* **Do this**
Format the entries from the first one through the line containing "channel-volume-knob[interactable] xyxy=(40,798,55,813)" as a Markdown table with the columns Row and Line, numbering each line and leaving out any blank lines.

* **Stored records**
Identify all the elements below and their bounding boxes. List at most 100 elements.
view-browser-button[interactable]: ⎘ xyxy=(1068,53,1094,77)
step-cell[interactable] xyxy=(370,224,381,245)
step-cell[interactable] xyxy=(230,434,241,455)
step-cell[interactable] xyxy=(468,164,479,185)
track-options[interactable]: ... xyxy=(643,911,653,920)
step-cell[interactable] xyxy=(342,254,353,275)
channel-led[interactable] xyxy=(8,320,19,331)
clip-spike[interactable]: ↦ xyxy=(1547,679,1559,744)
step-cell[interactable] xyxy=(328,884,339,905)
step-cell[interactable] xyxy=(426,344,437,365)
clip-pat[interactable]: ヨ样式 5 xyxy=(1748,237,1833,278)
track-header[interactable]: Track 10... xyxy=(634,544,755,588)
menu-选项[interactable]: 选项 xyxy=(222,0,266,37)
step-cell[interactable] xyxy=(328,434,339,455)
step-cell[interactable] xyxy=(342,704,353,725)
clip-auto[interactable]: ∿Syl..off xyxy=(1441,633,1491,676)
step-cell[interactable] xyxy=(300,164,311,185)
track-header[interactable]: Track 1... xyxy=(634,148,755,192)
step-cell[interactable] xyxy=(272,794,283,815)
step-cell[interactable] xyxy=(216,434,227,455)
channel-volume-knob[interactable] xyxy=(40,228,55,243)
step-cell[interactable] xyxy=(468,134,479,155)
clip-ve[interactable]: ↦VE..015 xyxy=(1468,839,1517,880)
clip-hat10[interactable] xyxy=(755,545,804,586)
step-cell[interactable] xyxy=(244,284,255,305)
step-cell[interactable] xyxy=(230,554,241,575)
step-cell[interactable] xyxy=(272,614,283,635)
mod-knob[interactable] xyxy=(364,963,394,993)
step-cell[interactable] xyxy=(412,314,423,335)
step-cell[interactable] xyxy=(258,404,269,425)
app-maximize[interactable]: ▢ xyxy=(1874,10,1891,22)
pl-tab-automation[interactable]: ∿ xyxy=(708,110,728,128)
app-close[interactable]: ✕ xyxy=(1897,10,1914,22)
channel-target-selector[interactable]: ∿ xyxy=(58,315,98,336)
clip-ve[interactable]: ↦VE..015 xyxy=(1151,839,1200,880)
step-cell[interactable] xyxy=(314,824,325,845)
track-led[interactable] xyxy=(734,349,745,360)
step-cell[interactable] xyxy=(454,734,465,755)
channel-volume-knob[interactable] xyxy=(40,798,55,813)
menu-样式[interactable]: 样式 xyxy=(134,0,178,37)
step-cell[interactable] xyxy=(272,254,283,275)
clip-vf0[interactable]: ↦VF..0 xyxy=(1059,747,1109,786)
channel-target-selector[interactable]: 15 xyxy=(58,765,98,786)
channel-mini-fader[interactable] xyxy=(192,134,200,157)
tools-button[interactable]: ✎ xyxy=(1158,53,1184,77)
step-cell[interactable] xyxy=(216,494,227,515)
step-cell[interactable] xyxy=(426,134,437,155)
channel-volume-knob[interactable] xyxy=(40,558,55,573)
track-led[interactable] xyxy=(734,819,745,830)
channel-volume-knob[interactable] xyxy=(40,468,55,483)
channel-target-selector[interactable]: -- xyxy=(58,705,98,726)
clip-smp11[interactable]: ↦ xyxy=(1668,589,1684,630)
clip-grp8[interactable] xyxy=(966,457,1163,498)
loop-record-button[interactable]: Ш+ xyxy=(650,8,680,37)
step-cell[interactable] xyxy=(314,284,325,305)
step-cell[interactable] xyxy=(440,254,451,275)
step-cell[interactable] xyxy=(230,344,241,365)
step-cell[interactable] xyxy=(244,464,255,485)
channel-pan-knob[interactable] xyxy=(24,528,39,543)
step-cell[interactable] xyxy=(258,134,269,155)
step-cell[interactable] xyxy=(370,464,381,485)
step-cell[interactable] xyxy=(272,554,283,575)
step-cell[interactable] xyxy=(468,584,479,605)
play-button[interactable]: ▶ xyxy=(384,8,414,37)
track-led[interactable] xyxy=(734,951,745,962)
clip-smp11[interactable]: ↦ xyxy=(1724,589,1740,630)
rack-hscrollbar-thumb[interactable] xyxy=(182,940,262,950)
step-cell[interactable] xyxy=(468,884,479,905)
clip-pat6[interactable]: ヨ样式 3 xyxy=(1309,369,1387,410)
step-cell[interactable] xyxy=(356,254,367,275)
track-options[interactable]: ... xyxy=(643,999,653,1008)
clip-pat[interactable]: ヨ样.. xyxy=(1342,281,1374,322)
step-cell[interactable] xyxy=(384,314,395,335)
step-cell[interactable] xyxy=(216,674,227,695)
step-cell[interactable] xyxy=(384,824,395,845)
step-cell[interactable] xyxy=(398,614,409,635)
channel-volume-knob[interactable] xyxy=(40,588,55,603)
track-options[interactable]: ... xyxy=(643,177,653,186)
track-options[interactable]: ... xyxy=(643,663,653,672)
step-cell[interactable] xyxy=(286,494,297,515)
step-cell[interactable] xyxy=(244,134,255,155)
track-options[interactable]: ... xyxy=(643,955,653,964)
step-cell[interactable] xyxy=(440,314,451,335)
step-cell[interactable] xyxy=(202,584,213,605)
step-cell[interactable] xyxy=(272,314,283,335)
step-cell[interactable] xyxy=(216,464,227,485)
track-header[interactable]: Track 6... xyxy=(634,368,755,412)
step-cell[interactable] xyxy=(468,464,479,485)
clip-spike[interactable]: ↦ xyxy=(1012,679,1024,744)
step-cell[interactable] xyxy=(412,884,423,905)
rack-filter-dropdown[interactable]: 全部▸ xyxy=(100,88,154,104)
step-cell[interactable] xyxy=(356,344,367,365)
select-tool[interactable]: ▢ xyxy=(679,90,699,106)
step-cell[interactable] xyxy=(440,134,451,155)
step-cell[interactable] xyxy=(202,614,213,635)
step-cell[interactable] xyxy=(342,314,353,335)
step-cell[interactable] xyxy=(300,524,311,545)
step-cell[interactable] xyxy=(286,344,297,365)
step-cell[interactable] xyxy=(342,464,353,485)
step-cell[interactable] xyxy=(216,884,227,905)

* **Full output**
| Row | Line |
|---|---|
| 1 | Identify all the elements below and their bounding boxes. List at most 100 elements. |
| 2 | view-browser-button[interactable]: ⎘ xyxy=(1068,53,1094,77) |
| 3 | step-cell[interactable] xyxy=(370,224,381,245) |
| 4 | step-cell[interactable] xyxy=(230,434,241,455) |
| 5 | step-cell[interactable] xyxy=(468,164,479,185) |
| 6 | track-options[interactable]: ... xyxy=(643,911,653,920) |
| 7 | step-cell[interactable] xyxy=(342,254,353,275) |
| 8 | channel-led[interactable] xyxy=(8,320,19,331) |
| 9 | clip-spike[interactable]: ↦ xyxy=(1547,679,1559,744) |
| 10 | step-cell[interactable] xyxy=(328,884,339,905) |
| 11 | step-cell[interactable] xyxy=(426,344,437,365) |
| 12 | clip-pat[interactable]: ヨ样式 5 xyxy=(1748,237,1833,278) |
| 13 | track-header[interactable]: Track 10... xyxy=(634,544,755,588) |
| 14 | menu-选项[interactable]: 选项 xyxy=(222,0,266,37) |
| 15 | step-cell[interactable] xyxy=(328,434,339,455) |
| 16 | step-cell[interactable] xyxy=(342,704,353,725) |
| 17 | clip-auto[interactable]: ∿Syl..off xyxy=(1441,633,1491,676) |
| 18 | step-cell[interactable] xyxy=(300,164,311,185) |
| 19 | track-header[interactable]: Track 1... xyxy=(634,148,755,192) |
| 20 | step-cell[interactable] xyxy=(272,794,283,815) |
| 21 | step-cell[interactable] xyxy=(216,434,227,455) |
| 22 | channel-volume-knob[interactable] xyxy=(40,228,55,243) |
| 23 | step-cell[interactable] xyxy=(468,134,479,155) |
| 24 | clip-ve[interactable]: ↦VE..015 xyxy=(1468,839,1517,880) |
| 25 | clip-hat10[interactable] xyxy=(755,545,804,586) |
| 26 | step-cell[interactable] xyxy=(244,284,255,305) |
| 27 | step-cell[interactable] xyxy=(230,554,241,575) |
| 28 | step-cell[interactable] xyxy=(272,614,283,635) |
| 29 | mod-knob[interactable] xyxy=(364,963,394,993) |
| 30 | step-cell[interactable] xyxy=(412,314,423,335) |
| 31 | step-cell[interactable] xyxy=(258,404,269,425) |
| 32 | app-maximize[interactable]: ▢ xyxy=(1874,10,1891,22) |
| 33 | pl-tab-automation[interactable]: ∿ xyxy=(708,110,728,128) |
| 34 | app-close[interactable]: ✕ xyxy=(1897,10,1914,22) |
| 35 | channel-target-selector[interactable]: ∿ xyxy=(58,315,98,336) |
| 36 | clip-ve[interactable]: ↦VE..015 xyxy=(1151,839,1200,880) |
| 37 | step-cell[interactable] xyxy=(314,824,325,845) |
| 38 | track-led[interactable] xyxy=(734,349,745,360) |
| 39 | step-cell[interactable] xyxy=(454,734,465,755) |
| 40 | channel-volume-knob[interactable] xyxy=(40,798,55,813) |